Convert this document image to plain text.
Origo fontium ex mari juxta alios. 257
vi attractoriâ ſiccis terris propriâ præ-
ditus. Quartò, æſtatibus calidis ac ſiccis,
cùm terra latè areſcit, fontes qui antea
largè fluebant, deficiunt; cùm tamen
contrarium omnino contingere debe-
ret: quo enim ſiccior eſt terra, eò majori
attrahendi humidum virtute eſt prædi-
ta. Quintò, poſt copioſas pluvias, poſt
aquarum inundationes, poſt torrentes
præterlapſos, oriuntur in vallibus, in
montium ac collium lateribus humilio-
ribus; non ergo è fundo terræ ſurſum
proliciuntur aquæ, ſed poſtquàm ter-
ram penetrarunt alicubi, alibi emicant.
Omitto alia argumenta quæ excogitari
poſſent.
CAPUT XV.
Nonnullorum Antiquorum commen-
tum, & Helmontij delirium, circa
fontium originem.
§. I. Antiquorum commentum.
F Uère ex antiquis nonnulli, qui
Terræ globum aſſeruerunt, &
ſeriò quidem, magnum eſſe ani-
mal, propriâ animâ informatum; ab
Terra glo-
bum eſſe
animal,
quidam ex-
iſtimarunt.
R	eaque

....................

### Exercise instructions
Search the data for the string "propriâ" and copy each line where it appears.

### Complete answer
vi attractoriâ ſiccis terris propriâ præ-
mal, propriâ animâ informatum; ab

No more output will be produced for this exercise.